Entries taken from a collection
______
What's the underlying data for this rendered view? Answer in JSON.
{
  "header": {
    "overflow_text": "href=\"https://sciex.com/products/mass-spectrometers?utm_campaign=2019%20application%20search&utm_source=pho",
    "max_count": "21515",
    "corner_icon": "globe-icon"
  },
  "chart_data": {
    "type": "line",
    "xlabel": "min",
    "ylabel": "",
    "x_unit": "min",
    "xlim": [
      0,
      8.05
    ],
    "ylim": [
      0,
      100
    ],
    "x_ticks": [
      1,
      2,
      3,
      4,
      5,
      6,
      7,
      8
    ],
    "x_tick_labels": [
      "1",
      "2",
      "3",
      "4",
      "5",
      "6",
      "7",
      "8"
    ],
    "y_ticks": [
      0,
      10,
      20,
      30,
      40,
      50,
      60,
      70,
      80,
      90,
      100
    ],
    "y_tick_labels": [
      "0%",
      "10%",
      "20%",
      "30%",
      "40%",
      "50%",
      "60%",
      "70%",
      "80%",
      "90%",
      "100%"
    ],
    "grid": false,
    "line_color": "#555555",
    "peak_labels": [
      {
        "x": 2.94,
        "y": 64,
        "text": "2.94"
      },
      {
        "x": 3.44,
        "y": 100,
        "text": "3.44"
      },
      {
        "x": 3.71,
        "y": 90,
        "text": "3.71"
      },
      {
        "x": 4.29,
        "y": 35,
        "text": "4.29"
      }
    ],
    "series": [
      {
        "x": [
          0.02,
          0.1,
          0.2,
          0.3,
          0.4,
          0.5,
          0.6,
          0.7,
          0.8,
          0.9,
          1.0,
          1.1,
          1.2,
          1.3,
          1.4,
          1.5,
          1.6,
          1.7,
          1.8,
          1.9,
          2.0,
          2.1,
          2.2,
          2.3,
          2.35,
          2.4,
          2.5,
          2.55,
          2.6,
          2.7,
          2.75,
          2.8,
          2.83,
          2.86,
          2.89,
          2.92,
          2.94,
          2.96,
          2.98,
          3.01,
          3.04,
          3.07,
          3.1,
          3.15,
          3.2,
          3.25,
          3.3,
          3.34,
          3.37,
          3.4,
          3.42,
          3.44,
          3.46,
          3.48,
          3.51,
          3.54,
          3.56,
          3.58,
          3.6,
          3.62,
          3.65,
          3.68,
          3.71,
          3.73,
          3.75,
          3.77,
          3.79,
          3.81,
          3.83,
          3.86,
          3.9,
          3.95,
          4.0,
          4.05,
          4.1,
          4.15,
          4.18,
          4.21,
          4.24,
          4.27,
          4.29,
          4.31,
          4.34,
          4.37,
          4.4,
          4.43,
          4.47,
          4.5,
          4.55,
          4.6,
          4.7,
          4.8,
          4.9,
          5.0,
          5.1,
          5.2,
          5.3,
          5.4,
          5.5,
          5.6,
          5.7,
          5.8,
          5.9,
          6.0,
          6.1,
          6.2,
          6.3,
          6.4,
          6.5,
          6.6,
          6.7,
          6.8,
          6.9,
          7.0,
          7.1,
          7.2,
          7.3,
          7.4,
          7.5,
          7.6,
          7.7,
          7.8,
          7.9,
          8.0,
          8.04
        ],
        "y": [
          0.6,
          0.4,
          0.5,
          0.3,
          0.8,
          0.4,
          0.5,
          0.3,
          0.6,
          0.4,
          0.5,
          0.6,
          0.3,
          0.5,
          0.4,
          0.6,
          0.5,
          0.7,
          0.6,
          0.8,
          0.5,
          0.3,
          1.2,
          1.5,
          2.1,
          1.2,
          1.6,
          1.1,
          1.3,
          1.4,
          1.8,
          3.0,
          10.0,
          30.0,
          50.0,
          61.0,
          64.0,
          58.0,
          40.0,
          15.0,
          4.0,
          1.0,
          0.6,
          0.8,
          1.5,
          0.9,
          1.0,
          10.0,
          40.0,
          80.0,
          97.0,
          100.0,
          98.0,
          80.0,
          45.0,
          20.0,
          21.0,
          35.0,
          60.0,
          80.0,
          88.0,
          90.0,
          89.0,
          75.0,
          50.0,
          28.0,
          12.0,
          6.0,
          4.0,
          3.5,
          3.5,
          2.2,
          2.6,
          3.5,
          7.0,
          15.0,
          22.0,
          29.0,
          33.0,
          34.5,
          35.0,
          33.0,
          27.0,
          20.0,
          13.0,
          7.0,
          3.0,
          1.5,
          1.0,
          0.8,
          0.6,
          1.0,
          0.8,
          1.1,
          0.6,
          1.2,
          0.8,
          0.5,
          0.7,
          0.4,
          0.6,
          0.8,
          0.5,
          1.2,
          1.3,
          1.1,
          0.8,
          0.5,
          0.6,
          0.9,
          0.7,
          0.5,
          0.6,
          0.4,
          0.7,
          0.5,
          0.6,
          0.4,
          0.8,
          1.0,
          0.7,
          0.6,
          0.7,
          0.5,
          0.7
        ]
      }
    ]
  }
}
______
• **Written exercise**
Every line above needs to be retyped exactly.

• **In response**
What's the underlying data for this rendered view? Answer in JSON.
{
  "header": {
    "overflow_text": "href=\"https://sciex.com/products/mass-spectrometers?utm_campaign=2019%20application%20search&utm_source=pho",
    "max_count": "21515",
    "corner_icon": "globe-icon"
  },
  "chart_data": {
    "type": "line",
    "xlabel": "min",
    "ylabel": "",
    "x_unit": "min",
    "xlim": [
      0,
      8.05
    ],
    "ylim": [
      0,
      100
    ],
    "x_ticks": [
      1,
      2,
      3,
      4,
      5,
      6,
      7,
      8
    ],
    "x_tick_labels": [
      "1",
      "2",
      "3",
      "4",
      "5",
      "6",
      "7",
      "8"
    ],
    "y_ticks": [
      0,
      10,
      20,
      30,
      40,
      50,
      60,
      70,
      80,
      90,
      100
    ],
    "y_tick_labels": [
      "0%",
      "10%",
      "20%",
      "30%",
      "40%",
      "50%",
      "60%",
      "70%",
      "80%",
      "90%",
      "100%"
    ],
    "grid": false,
    "line_color": "#555555",
    "peak_labels": [
      {
        "x": 2.94,
        "y": 64,
        "text": "2.94"
      },
      {
        "x": 3.44,
        "y": 100,
        "text": "3.44"
      },
      {
        "x": 3.71,
        "y": 90,
        "text": "3.71"
      },
      {
        "x": 4.29,
        "y": 35,
        "text": "4.29"
      }
    ],
    "series": [
      {
        "x": [
          0.02,
          0.1,
          0.2,
          0.3,
          0.4,
          0.5,
          0.6,
          0.7,
          0.8,
          0.9,
          1.0,
          1.1,
          1.2,
          1.3,
          1.4,
          1.5,
          1.6,
          1.7,
          1.8,
          1.9,
          2.0,
          2.1,
          2.2,
          2.3,
          2.35,
          2.4,
          2.5,
          2.55,
          2.6,
          2.7,
          2.75,
          2.8,
          2.83,
          2.86,
          2.89,
          2.92,
          2.94,
          2.96,
          2.98,
          3.01,
          3.04,
          3.07,
          3.1,
          3.15,
          3.2,
          3.25,
          3.3,
          3.34,
          3.37,
          3.4,
          3.42,
          3.44,
          3.46,
          3.48,
          3.51,
          3.54,
          3.56,
          3.58,
          3.6,
          3.62,
          3.65,
          3.68,
          3.71,
          3.73,
          3.75,
          3.77,
          3.79,
          3.81,
          3.83,
          3.86,
          3.9,
          3.95,
          4.0,
          4.05,
          4.1,
          4.15,
          4.18,
          4.21,
          4.24,
          4.27,
          4.29,
          4.31,
          4.34,
          4.37,
          4.4,
          4.43,
          4.47,
          4.5,
          4.55,
          4.6,
          4.7,
          4.8,
          4.9,
          5.0,
          5.1,
          5.2,
          5.3,
          5.4,
          5.5,
          5.6,
          5.7,
          5.8,
          5.9,
          6.0,
          6.1,
          6.2,
          6.3,
          6.4,
          6.5,
          6.6,
          6.7,
          6.8,
          6.9,
          7.0,
          7.1,
          7.2,
          7.3,
          7.4,
          7.5,
          7.6,
          7.7,
          7.8,
          7.9,
          8.0,
          8.04
        ],
        "y": [
          0.6,
          0.4,
          0.5,
          0.3,
          0.8,
          0.4,
          0.5,
          0.3,
          0.6,
          0.4,
          0.5,
          0.6,
          0.3,
          0.5,
          0.4,
          0.6,
          0.5,
          0.7,
          0.6,
          0.8,
          0.5,
          0.3,
          1.2,
          1.5,
          2.1,
          1.2,
          1.6,
          1.1,
          1.3,
          1.4,
          1.8,
          3.0,
          10.0,
          30.0,
          50.0,
          61.0,
          64.0,
          58.0,
          40.0,
          15.0,
          4.0,
          1.0,
          0.6,
          0.8,
          1.5,
          0.9,
          1.0,
          10.0,
          40.0,
          80.0,
          97.0,
          100.0,
          98.0,
          80.0,
          45.0,
          20.0,
          21.0,
          35.0,
          60.0,
          80.0,
          88.0,
          90.0,
          89.0,
          75.0,
          50.0,
          28.0,
          12.0,
          6.0,
          4.0,
          3.5,
          3.5,
          2.2,
          2.6,
          3.5,
          7.0,
          15.0,
          22.0,
          29.0,
          33.0,
          34.5,
          35.0,
          33.0,
          27.0,
          20.0,
          13.0,
          7.0,
          3.0,
          1.5,
          1.0,
          0.8,
          0.6,
          1.0,
          0.8,
          1.1,
          0.6,
          1.2,
          0.8,
          0.5,
          0.7,
          0.4,
          0.6,
          0.8,
          0.5,
          1.2,
          1.3,
          1.1,
          0.8,
          0.5,
          0.6,
          0.9,
          0.7,
          0.5,
          0.6,
          0.4,
          0.7,
          0.5,
          0.6,
          0.4,
          0.8,
          1.0,
          0.7,
          0.6,
          0.7,
          0.5,
          0.7
        ]
      }
    ]
  }
}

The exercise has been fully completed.